• **ASSIGNMENT**: Exact transcription of the data below is required, without the images.

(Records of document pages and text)
....................
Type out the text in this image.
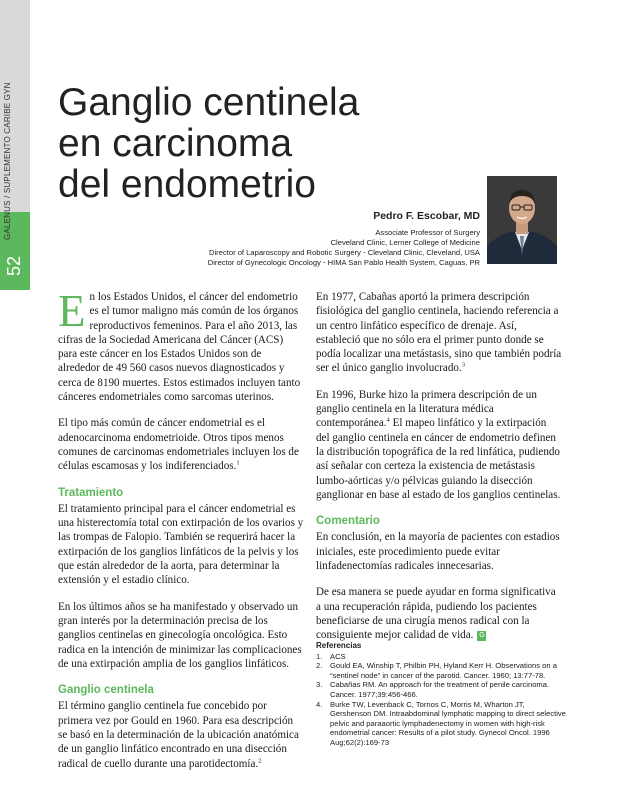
GALENUS / SUPLEMENTO CARIBE GYN
52
Ganglio centinela
en carcinoma
del endometrio
Pedro F. Escobar, MD
Associate Professor of Surgery
Cleveland Clinic, Lerner College of Medicine
Director of Laparoscopy and Robotic Surgery - Cleveland Clinic, Cleveland, USA
Director of Gynecologic Oncology - HIMA San Pablo Health System, Caguas, PR

En los Estados Unidos, el cáncer del endometrio es el tumor maligno más común de los órganos reproductivos femeninos. Para el año 2013, las cifras de la Sociedad Americana del Cáncer (ACS) para este cáncer en los Estados Unidos son de alrededor de 49 560 casos nuevos diagnosticados y cerca de 8190 muertes. Estos estimados incluyen tanto cánceres endometriales como sarcomas uterinos.

El tipo más común de cáncer endometrial es el adenocarcinoma endometrioide. Otros tipos menos comunes de carcinomas endometriales incluyen los de células escamosas y los indiferenciados.$^1$

Tratamiento

El tratamiento principal para el cáncer endometrial es una histerectomía total con extirpación de los ovarios y las trompas de Falopio. También se requerirá hacer la extirpación de los ganglios linfáticos de la pelvis y los que están alrededor de la aorta, para determinar la extensión y el estadio clínico.

En los últimos años se ha manifestado y observado un gran interés por la determinación precisa de los ganglios centinelas en ginecología oncológica. Esto radica en la intención de minimizar las complicaciones de una extirpación amplia de los ganglios linfáticos.

Ganglio centinela

El término ganglio centinela fue concebido por primera vez por Gould en 1960. Para esa descripción se basó en la determinación de la ubicación anatómica de un ganglio linfático encontrado en una disección radical de cuello durante una parotidectomía.$^2$

En 1977, Cabañas aportó la primera descripción fisiológica del ganglio centinela, haciendo referencia a un centro linfático específico de drenaje. Así, estableció que no sólo era el primer punto donde se podía localizar una metástasis, sino que también podría ser el único ganglio involucrado.$^3$

En 1996, Burke hizo la primera descripción de un ganglio centinela en la literatura médica contemporánea.$^4$ El mapeo linfático y la extirpación del ganglio centinela en cáncer de endometrio definen la distribución topográfica de la red linfática, pudiendo así señalar con certeza la existencia de metástasis lumbo-aórticas y/o pélvicas guiando la disección ganglionar en base al estado de los ganglios centinelas.

Comentario

En conclusión, en la mayoría de pacientes con estadios iniciales, este procedimiento puede evitar linfadenectomías radicales innecesarias.

De esa manera se puede ayudar en forma significativa a una recuperación rápida, pudiendo los pacientes beneficiarse de una cirugía menos radical con la consiguiente mejor calidad de vida. G

Referencias
1.	ACS
2.	Gould EA, Winship T, Philbin PH, Hyland Kerr H. Observations on a “sentinel node” in cancer of the parotid. Cancer. 1960; 13:77-78.
3.	Cabañas RM. An approach for the treatment of penile carcinoma. Cancer. 1977;39:456-466.
4.	Burke TW, Levenback C, Tornos C, Morris M, Wharton JT, Gershenson DM. Intraabdominal lymphatic mapping to direct selective pelvic and paraaortic lymphadenectomy in women with high-risk endometrial cancer: Results of a pilot study. Gynecol Oncol. 1996 Aug;62(2):169-73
....................
• **COMPLETED EXERCISE**:
Type out the text in this image.
GALENUS / SUPLEMENTO CARIBE GYN
52
Ganglio centinela
en carcinoma
del endometrio
Pedro F. Escobar, MD
Associate Professor of Surgery
Cleveland Clinic, Lerner College of Medicine
Director of Laparoscopy and Robotic Surgery - Cleveland Clinic, Cleveland, USA
Director of Gynecologic Oncology - HIMA San Pablo Health System, Caguas, PR

En los Estados Unidos, el cáncer del endometrio es el tumor maligno más común de los órganos reproductivos femeninos. Para el año 2013, las cifras de la Sociedad Americana del Cáncer (ACS) para este cáncer en los Estados Unidos son de alrededor de 49 560 casos nuevos diagnosticados y cerca de 8190 muertes. Estos estimados incluyen tanto cánceres endometriales como sarcomas uterinos.

El tipo más común de cáncer endometrial es el adenocarcinoma endometrioide. Otros tipos menos comunes de carcinomas endometriales incluyen los de células escamosas y los indiferenciados.$^1$

Tratamiento

El tratamiento principal para el cáncer endometrial es una histerectomía total con extirpación de los ovarios y las trompas de Falopio. También se requerirá hacer la extirpación de los ganglios linfáticos de la pelvis y los que están alrededor de la aorta, para determinar la extensión y el estadio clínico.

En los últimos años se ha manifestado y observado un gran interés por la determinación precisa de los ganglios centinelas en ginecología oncológica. Esto radica en la intención de minimizar las complicaciones de una extirpación amplia de los ganglios linfáticos.

Ganglio centinela

El término ganglio centinela fue concebido por primera vez por Gould en 1960. Para esa descripción se basó en la determinación de la ubicación anatómica de un ganglio linfático encontrado en una disección radical de cuello durante una parotidectomía.$^2$

En 1977, Cabañas aportó la primera descripción fisiológica del ganglio centinela, haciendo referencia a un centro linfático específico de drenaje. Así, estableció que no sólo era el primer punto donde se podía localizar una metástasis, sino que también podría ser el único ganglio involucrado.$^3$

En 1996, Burke hizo la primera descripción de un ganglio centinela en la literatura médica contemporánea.$^4$ El mapeo linfático y la extirpación del ganglio centinela en cáncer de endometrio definen la distribución topográfica de la red linfática, pudiendo así señalar con certeza la existencia de metástasis lumbo-aórticas y/o pélvicas guiando la disección ganglionar en base al estado de los ganglios centinelas.

Comentario

En conclusión, en la mayoría de pacientes con estadios iniciales, este procedimiento puede evitar linfadenectomías radicales innecesarias.

De esa manera se puede ayudar en forma significativa a una recuperación rápida, pudiendo los pacientes beneficiarse de una cirugía menos radical con la consiguiente mejor calidad de vida. G

Referencias
1.	ACS
2.	Gould EA, Winship T, Philbin PH, Hyland Kerr H. Observations on a “sentinel node” in cancer of the parotid. Cancer. 1960; 13:77-78.
3.	Cabañas RM. An approach for the treatment of penile carcinoma. Cancer. 1977;39:456-466.
4.	Burke TW, Levenback C, Tornos C, Morris M, Wharton JT, Gershenson DM. Intraabdominal lymphatic mapping to direct selective pelvic and paraaortic lymphadenectomy in women with high-risk endometrial cancer: Results of a pilot study. Gynecol Oncol. 1996 Aug;62(2):169-73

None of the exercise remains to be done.